## [SUPPLIED INFORMATION]
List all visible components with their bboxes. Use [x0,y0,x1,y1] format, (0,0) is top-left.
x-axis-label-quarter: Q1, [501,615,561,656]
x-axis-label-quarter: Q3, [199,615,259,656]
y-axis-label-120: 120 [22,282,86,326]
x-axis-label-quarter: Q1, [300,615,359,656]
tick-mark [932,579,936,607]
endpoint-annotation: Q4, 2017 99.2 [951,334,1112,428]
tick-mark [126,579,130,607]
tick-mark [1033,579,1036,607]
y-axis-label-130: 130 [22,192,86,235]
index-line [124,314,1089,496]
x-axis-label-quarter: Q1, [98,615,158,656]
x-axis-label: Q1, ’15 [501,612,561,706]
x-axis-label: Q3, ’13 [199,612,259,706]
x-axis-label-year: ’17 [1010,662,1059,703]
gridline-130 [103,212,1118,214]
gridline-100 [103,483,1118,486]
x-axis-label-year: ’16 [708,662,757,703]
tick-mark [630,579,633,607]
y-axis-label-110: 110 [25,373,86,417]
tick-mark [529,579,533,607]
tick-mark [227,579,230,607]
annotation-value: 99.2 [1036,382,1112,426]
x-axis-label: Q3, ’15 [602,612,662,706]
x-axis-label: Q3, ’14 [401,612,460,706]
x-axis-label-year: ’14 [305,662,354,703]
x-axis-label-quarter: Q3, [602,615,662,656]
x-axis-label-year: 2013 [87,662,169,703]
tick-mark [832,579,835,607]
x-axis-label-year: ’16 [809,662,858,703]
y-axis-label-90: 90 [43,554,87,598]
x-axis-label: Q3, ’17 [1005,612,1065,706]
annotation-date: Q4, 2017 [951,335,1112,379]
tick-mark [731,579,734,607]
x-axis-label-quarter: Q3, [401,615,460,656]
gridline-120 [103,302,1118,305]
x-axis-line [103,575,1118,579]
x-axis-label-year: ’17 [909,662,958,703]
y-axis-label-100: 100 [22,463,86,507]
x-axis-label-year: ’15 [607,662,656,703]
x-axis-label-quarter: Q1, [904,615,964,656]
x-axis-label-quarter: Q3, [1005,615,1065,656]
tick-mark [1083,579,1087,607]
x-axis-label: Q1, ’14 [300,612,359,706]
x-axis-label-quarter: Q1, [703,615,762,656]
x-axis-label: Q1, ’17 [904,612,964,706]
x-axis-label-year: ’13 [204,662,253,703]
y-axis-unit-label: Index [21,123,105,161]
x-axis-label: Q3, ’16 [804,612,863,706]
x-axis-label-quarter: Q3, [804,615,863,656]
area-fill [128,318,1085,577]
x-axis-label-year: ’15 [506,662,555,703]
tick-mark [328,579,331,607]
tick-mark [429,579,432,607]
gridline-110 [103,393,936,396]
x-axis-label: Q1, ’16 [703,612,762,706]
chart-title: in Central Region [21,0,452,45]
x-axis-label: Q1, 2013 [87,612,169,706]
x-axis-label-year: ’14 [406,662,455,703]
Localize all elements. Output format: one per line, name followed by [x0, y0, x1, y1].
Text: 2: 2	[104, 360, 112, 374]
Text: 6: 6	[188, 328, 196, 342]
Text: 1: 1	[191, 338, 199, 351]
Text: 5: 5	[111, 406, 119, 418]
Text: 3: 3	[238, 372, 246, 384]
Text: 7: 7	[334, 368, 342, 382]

## [STATED GOAL]
Show every line in the rows above that contains the string "gridline".

## [FULL ANSWER]
gridline-130 [103,212,1118,214]
gridline-100 [103,483,1118,486]
gridline-120 [103,302,1118,305]
gridline-110 [103,393,936,396]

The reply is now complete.